## begin Listing

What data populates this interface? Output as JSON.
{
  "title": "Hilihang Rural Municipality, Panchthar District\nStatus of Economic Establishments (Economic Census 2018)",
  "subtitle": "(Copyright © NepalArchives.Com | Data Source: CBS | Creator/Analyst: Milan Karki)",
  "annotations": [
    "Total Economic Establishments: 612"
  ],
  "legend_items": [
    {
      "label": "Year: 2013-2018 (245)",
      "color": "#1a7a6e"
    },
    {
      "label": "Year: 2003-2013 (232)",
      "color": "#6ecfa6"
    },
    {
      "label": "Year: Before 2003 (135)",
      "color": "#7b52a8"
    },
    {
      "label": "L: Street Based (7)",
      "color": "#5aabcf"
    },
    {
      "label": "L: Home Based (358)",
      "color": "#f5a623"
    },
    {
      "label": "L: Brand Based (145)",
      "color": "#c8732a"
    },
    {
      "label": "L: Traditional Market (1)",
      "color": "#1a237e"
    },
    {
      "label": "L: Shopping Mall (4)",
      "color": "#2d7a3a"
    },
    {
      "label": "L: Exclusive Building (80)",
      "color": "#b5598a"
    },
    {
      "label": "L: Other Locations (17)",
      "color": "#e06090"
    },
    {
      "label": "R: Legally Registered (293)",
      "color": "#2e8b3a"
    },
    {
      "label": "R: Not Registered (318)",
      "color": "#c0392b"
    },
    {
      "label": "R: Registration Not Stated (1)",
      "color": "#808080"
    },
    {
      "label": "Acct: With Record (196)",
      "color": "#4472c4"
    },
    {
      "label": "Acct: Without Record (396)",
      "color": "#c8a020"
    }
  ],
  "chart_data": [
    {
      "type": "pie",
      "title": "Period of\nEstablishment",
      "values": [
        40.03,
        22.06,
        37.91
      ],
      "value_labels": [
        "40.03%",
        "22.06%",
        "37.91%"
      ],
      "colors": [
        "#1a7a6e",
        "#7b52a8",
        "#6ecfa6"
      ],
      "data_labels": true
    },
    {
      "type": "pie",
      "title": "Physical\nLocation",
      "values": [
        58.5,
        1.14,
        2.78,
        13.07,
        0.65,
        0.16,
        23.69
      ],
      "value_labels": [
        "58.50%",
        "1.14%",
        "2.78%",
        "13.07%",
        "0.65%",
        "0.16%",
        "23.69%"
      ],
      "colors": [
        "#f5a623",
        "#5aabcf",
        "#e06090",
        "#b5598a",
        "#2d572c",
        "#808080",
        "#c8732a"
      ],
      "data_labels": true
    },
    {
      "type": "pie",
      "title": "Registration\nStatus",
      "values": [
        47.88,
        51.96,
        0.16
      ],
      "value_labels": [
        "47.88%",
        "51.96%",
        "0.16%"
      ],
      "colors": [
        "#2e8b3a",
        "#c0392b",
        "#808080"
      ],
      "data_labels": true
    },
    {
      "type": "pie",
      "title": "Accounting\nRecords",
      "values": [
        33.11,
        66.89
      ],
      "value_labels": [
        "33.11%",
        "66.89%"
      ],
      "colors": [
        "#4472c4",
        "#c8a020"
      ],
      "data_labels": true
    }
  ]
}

## end Listing

### [Instruction]
Tally the lines above containing "Acct". Answer with the count only.

### [Task answer]
2